Search the data for the string "složky" and gather each line it is in.
━━━━━ Input records ━━━━━
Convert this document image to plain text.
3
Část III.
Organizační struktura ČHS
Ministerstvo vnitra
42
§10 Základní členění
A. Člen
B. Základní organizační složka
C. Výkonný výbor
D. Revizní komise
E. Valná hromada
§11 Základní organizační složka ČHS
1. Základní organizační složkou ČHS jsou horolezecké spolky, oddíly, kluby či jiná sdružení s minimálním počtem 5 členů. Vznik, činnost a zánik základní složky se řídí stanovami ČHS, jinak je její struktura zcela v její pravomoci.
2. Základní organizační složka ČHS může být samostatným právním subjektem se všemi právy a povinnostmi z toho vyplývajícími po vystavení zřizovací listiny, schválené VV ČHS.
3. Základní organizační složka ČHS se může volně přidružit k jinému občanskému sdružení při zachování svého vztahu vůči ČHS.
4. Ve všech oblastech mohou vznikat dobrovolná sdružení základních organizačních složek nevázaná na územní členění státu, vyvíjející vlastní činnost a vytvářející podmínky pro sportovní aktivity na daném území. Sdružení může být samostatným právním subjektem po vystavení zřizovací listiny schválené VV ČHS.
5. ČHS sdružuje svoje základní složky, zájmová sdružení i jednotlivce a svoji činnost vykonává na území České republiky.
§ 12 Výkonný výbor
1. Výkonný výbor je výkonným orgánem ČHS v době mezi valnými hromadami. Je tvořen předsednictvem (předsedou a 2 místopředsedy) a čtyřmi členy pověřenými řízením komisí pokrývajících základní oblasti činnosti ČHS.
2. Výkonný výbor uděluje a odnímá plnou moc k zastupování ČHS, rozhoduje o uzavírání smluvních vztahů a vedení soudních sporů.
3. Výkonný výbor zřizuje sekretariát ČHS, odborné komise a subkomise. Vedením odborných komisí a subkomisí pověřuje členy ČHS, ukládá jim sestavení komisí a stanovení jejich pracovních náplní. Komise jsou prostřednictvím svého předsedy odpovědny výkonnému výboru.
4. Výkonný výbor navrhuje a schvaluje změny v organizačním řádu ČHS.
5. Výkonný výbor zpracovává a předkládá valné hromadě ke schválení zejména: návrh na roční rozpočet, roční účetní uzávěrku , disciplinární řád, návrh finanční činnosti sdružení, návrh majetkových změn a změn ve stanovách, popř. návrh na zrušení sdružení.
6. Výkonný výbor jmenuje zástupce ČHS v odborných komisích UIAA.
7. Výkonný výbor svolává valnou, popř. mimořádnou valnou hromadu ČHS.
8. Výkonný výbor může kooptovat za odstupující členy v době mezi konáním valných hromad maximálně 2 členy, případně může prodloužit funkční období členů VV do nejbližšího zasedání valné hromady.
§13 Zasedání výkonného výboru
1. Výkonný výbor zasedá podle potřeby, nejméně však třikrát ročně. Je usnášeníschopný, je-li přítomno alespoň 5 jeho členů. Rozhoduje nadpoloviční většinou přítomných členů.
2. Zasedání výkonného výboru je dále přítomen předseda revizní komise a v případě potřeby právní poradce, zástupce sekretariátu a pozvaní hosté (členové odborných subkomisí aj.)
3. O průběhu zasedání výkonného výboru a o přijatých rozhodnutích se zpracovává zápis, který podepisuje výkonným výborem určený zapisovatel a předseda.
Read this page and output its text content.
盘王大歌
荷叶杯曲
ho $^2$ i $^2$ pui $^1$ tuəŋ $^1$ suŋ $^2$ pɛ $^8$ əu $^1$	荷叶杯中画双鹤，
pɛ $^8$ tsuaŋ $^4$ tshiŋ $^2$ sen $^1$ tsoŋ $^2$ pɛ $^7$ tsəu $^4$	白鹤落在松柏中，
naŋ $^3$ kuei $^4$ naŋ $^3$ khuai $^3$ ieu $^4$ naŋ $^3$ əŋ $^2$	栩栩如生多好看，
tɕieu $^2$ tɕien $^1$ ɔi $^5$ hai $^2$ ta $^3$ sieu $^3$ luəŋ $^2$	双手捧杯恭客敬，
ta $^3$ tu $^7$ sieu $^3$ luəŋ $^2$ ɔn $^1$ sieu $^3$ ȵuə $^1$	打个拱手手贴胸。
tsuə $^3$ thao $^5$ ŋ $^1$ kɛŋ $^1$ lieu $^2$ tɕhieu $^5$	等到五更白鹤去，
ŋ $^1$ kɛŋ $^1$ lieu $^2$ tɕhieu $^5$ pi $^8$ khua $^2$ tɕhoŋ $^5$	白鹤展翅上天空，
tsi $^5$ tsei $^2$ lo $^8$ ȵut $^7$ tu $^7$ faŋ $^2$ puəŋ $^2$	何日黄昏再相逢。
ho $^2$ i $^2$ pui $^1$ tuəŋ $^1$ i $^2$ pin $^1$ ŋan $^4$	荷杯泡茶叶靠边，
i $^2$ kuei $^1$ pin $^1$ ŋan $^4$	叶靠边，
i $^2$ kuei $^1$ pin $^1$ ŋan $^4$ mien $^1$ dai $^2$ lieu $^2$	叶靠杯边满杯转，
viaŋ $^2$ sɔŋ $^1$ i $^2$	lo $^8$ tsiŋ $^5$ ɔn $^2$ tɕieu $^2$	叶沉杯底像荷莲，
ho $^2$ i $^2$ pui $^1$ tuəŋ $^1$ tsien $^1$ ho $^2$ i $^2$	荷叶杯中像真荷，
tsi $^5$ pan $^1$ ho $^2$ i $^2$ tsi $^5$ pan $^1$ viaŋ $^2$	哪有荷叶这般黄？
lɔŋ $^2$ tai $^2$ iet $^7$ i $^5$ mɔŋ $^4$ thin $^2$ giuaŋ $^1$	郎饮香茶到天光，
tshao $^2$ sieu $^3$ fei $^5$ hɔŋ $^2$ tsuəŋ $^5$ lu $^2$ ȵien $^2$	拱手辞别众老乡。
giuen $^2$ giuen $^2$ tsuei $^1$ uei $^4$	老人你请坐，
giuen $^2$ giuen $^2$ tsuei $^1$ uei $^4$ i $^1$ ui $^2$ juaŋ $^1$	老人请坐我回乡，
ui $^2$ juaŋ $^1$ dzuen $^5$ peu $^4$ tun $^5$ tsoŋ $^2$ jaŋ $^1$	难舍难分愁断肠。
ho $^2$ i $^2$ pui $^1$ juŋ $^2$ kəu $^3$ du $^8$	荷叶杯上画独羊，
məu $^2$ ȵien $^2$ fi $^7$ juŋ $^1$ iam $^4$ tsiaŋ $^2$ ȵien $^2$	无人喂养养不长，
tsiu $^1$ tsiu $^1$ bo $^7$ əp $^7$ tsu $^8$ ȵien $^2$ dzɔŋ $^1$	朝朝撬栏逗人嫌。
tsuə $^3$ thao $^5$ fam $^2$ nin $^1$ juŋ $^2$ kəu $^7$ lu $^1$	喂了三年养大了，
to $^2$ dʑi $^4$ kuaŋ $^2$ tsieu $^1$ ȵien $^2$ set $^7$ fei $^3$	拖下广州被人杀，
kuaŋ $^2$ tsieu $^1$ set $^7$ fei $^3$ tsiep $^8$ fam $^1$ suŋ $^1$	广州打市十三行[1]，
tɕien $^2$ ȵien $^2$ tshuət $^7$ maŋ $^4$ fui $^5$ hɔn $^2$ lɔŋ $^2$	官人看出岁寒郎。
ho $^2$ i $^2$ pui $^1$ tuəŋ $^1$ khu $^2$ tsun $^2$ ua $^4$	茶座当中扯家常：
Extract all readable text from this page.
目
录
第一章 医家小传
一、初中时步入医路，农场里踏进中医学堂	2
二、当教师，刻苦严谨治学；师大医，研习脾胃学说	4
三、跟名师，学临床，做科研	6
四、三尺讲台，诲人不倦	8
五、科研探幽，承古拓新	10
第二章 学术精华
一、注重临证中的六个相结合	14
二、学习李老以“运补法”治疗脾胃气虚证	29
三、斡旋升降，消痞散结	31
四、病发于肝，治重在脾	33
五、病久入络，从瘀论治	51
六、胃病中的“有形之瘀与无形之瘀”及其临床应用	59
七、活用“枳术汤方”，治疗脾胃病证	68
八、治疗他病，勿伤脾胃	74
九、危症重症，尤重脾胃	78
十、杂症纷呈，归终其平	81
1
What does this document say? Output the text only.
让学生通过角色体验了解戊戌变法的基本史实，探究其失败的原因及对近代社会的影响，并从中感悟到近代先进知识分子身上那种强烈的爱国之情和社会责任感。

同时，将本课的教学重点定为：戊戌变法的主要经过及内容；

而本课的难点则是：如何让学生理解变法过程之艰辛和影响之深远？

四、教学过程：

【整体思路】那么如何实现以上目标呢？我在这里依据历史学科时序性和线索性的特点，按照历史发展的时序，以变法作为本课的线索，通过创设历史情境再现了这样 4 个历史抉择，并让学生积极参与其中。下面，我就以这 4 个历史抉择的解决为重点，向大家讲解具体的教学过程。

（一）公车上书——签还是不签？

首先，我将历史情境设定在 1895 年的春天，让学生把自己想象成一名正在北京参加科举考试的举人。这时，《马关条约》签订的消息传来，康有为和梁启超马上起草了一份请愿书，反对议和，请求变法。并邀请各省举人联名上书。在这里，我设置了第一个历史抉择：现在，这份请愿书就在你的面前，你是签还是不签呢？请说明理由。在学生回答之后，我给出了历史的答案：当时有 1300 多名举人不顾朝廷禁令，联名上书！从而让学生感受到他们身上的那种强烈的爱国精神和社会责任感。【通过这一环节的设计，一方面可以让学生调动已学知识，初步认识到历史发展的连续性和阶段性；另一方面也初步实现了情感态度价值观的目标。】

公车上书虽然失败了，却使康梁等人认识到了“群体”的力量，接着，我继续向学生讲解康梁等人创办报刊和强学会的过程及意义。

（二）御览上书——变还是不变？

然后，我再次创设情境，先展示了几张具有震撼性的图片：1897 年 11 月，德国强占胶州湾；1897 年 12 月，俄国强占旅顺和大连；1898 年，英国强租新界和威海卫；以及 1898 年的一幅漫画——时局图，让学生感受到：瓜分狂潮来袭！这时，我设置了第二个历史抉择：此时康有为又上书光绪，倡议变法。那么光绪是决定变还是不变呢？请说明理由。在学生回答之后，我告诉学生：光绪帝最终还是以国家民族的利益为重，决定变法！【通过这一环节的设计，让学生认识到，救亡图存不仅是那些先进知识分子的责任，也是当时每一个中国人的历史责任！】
━━━━━
**Solution to this task**
1. Základní organizační složkou ČHS jsou horolezecké spolky, oddíly, kluby či jiná sdružení s minimálním počtem 5 členů. Vznik, činnost a zánik základní složky se řídí stanovami ČHS, jinak je její struktura zcela v její pravomoci.
5. ČHS sdružuje svoje základní složky, zájmová sdružení i jednotlivce a svoji činnost vykonává na území České republiky.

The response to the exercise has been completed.